Problem to work on: Reproduce, without any change, the stretch of the items below from their first line through the line containing "360, 923, 402]", including both of those lines.

Records supplied:
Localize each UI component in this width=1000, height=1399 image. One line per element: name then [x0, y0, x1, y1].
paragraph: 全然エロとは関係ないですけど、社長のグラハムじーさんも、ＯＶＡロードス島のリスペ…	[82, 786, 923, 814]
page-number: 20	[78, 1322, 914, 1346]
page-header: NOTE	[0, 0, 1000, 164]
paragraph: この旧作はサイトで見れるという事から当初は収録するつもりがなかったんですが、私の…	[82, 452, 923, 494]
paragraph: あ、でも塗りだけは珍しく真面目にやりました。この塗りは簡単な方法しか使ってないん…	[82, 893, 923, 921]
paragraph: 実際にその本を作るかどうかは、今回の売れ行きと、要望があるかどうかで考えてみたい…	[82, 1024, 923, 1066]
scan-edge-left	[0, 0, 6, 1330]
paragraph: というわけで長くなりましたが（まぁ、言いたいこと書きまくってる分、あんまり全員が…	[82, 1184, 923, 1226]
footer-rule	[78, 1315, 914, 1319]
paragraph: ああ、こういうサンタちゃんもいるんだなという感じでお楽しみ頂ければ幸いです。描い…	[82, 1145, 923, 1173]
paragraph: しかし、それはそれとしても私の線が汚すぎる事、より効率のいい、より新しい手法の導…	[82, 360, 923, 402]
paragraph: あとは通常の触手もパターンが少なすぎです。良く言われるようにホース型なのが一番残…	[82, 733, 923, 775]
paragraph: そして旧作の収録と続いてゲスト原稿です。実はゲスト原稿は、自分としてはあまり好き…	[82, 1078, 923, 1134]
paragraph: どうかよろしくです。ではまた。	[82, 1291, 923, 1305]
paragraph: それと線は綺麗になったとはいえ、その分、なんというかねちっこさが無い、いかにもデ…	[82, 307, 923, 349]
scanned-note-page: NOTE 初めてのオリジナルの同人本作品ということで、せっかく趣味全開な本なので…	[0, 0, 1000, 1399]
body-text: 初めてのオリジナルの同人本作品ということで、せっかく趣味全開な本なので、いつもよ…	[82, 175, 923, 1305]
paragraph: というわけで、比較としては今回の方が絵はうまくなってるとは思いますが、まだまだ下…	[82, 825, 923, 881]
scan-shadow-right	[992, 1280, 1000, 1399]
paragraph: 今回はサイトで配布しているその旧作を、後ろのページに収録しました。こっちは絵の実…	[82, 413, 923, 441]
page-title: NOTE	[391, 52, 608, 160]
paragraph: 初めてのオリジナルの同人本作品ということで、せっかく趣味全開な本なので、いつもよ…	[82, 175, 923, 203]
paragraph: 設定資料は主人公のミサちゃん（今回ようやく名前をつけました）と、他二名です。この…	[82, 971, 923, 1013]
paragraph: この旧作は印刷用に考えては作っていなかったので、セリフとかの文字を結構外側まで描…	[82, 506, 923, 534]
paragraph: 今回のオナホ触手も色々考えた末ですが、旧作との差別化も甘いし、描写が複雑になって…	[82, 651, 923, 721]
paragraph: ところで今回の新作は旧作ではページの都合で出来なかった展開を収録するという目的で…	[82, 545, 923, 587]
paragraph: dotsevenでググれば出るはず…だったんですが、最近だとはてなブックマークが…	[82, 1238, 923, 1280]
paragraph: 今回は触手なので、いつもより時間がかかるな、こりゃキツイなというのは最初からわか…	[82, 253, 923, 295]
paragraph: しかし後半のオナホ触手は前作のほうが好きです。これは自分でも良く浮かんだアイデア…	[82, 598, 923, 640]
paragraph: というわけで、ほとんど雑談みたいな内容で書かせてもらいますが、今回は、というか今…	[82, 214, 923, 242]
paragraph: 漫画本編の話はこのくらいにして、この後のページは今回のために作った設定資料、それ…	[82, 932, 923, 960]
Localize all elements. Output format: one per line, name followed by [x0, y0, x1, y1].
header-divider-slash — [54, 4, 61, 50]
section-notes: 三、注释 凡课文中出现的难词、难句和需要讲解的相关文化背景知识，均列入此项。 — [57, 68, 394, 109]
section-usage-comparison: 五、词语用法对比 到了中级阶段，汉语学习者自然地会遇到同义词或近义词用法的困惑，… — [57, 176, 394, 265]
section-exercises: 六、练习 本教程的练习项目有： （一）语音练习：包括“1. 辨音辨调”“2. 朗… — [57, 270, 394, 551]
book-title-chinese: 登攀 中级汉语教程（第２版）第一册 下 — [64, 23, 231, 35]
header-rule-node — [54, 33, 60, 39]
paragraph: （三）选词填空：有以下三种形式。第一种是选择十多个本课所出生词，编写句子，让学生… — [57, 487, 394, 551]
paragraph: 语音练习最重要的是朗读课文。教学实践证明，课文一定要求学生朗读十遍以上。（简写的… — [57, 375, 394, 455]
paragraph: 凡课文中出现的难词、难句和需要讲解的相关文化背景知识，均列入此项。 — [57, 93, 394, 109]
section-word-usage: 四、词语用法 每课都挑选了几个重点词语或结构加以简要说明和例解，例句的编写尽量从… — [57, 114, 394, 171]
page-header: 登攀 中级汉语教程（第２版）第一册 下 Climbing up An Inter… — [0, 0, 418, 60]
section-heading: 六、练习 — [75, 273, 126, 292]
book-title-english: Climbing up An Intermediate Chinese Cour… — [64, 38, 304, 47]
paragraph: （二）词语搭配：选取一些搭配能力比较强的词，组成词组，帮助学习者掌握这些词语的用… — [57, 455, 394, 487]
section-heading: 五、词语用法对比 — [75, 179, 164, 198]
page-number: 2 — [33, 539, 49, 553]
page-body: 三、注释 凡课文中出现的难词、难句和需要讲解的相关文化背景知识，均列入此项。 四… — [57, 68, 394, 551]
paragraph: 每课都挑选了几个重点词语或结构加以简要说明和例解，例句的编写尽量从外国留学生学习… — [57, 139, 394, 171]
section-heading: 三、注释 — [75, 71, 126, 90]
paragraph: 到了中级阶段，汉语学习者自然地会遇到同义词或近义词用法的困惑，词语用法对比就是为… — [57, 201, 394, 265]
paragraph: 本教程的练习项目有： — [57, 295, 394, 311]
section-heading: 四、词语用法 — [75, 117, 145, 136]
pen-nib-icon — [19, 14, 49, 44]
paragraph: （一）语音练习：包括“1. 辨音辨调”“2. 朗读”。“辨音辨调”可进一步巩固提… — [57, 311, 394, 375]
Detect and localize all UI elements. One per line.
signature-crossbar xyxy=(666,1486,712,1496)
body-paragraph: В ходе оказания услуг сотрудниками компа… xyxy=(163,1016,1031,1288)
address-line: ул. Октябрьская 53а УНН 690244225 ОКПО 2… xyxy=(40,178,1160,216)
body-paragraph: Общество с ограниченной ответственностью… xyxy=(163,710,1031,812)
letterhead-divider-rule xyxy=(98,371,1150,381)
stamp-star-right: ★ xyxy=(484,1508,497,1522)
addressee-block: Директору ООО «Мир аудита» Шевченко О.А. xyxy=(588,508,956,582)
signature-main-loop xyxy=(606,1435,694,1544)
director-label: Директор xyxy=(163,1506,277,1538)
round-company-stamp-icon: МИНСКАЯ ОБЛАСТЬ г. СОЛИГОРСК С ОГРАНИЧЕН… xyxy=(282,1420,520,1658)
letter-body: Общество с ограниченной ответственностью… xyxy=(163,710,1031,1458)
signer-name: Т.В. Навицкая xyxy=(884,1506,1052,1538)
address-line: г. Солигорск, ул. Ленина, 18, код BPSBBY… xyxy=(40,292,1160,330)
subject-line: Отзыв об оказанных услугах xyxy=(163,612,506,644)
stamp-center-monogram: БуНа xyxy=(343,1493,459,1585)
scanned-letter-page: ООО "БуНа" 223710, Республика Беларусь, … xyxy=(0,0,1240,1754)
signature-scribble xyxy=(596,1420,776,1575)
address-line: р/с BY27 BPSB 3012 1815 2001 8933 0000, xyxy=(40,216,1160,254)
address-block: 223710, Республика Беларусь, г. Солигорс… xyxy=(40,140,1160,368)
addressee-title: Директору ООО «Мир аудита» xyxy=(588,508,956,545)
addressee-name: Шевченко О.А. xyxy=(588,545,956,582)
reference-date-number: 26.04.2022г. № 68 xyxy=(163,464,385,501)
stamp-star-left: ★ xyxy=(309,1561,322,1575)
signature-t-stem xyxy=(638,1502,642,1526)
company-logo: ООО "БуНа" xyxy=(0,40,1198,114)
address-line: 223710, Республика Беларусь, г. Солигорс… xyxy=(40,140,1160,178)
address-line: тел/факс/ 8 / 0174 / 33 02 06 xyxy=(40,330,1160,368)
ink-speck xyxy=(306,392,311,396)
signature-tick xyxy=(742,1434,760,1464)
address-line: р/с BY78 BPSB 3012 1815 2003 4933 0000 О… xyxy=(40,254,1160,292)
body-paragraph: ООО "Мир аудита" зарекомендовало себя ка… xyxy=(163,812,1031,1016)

Exercise response:
Localize each UI component in this width=1000, height=1399 image. One line per element: name then [x0, y0, x1, y1].
paragraph: 全然エロとは関係ないですけど、社長のグラハムじーさんも、ＯＶＡロードス島のリスペ…	[82, 786, 923, 814]
page-number: 20	[78, 1322, 914, 1346]
page-header: NOTE	[0, 0, 1000, 164]
paragraph: この旧作はサイトで見れるという事から当初は収録するつもりがなかったんですが、私の…	[82, 452, 923, 494]
paragraph: あ、でも塗りだけは珍しく真面目にやりました。この塗りは簡単な方法しか使ってないん…	[82, 893, 923, 921]
paragraph: 実際にその本を作るかどうかは、今回の売れ行きと、要望があるかどうかで考えてみたい…	[82, 1024, 923, 1066]
scan-edge-left	[0, 0, 6, 1330]
paragraph: というわけで長くなりましたが（まぁ、言いたいこと書きまくってる分、あんまり全員が…	[82, 1184, 923, 1226]
footer-rule	[78, 1315, 914, 1319]
paragraph: ああ、こういうサンタちゃんもいるんだなという感じでお楽しみ頂ければ幸いです。描い…	[82, 1145, 923, 1173]
paragraph: しかし、それはそれとしても私の線が汚すぎる事、より効率のいい、より新しい手法の導…	[82, 360, 923, 402]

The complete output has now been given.